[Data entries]
[START]
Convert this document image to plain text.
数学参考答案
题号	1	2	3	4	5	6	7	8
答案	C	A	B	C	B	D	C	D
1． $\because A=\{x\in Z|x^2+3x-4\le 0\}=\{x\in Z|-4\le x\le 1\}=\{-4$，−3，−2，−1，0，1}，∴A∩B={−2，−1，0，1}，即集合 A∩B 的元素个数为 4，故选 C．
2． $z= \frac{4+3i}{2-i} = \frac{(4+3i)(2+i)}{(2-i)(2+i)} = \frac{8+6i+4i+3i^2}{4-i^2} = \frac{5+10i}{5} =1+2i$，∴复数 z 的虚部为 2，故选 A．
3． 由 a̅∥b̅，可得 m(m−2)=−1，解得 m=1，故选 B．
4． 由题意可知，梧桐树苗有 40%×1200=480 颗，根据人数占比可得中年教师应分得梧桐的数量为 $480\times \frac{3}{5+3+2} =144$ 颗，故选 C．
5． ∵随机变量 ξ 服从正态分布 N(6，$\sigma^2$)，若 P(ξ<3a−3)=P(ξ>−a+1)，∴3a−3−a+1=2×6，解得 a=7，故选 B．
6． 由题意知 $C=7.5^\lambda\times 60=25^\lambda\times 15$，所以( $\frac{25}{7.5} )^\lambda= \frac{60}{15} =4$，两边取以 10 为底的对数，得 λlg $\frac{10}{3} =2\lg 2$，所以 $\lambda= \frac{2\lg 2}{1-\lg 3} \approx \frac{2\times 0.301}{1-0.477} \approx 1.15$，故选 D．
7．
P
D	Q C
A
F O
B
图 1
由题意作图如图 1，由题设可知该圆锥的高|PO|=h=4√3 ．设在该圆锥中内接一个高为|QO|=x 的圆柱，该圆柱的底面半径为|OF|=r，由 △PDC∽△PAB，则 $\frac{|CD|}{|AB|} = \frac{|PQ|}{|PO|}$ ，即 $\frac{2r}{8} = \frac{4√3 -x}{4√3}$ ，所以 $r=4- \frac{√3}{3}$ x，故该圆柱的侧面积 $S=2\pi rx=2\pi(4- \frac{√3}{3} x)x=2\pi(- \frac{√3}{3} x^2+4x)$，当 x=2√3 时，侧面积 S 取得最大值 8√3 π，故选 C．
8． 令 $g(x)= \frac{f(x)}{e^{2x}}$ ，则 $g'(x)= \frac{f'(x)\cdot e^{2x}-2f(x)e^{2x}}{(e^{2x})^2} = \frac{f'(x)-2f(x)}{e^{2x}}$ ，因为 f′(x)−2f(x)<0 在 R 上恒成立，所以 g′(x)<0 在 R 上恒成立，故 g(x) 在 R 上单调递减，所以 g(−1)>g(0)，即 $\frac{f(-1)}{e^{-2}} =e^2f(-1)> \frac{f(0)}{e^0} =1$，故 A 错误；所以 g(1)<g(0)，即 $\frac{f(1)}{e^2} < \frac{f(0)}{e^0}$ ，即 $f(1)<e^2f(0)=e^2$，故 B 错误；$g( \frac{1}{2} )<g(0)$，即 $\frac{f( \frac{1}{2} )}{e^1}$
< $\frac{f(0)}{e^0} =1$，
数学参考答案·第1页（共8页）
[END]
» Job:
Search the data above for the string "frac" and return every line that has it.

» Response to the task:
2． $z= \frac{4+3i}{2-i} = \frac{(4+3i)(2+i)}{(2-i)(2+i)} = \frac{8+6i+4i+3i^2}{4-i^2} = \frac{5+10i}{5} =1+2i$，∴复数 z 的虚部为 2，故选 A．
4． 由题意可知，梧桐树苗有 40%×1200=480 颗，根据人数占比可得中年教师应分得梧桐的数量为 $480\times \frac{3}{5+3+2} =144$ 颗，故选 C．
6． 由题意知 $C=7.5^\lambda\times 60=25^\lambda\times 15$，所以( $\frac{25}{7.5} )^\lambda= \frac{60}{15} =4$，两边取以 10 为底的对数，得 λlg $\frac{10}{3} =2\lg 2$，所以 $\lambda= \frac{2\lg 2}{1-\lg 3} \approx \frac{2\times 0.301}{1-0.477} \approx 1.15$，故选 D．
由题意作图如图 1，由题设可知该圆锥的高|PO|=h=4√3 ．设在该圆锥中内接一个高为|QO|=x 的圆柱，该圆柱的底面半径为|OF|=r，由 △PDC∽△PAB，则 $\frac{|CD|}{|AB|} = \frac{|PQ|}{|PO|}$ ，即 $\frac{2r}{8} = \frac{4√3 -x}{4√3}$ ，所以 $r=4- \frac{√3}{3}$ x，故该圆柱的侧面积 $S=2\pi rx=2\pi(4- \frac{√3}{3} x)x=2\pi(- \frac{√3}{3} x^2+4x)$，当 x=2√3 时，侧面积 S 取得最大值 8√3 π，故选 C．
8． 令 $g(x)= \frac{f(x)}{e^{2x}}$ ，则 $g'(x)= \frac{f'(x)\cdot e^{2x}-2f(x)e^{2x}}{(e^{2x})^2} = \frac{f'(x)-2f(x)}{e^{2x}}$ ，因为 f′(x)−2f(x)<0 在 R 上恒成立，所以 g′(x)<0 在 R 上恒成立，故 g(x) 在 R 上单调递减，所以 g(−1)>g(0)，即 $\frac{f(-1)}{e^{-2}} =e^2f(-1)> \frac{f(0)}{e^0} =1$，故 A 错误；所以 g(1)<g(0)，即 $\frac{f(1)}{e^2} < \frac{f(0)}{e^0}$ ，即 $f(1)<e^2f(0)=e^2$，故 B 错误；$g( \frac{1}{2} )<g(0)$，即 $\frac{f( \frac{1}{2} )}{e^1}$
< $\frac{f(0)}{e^0} =1$，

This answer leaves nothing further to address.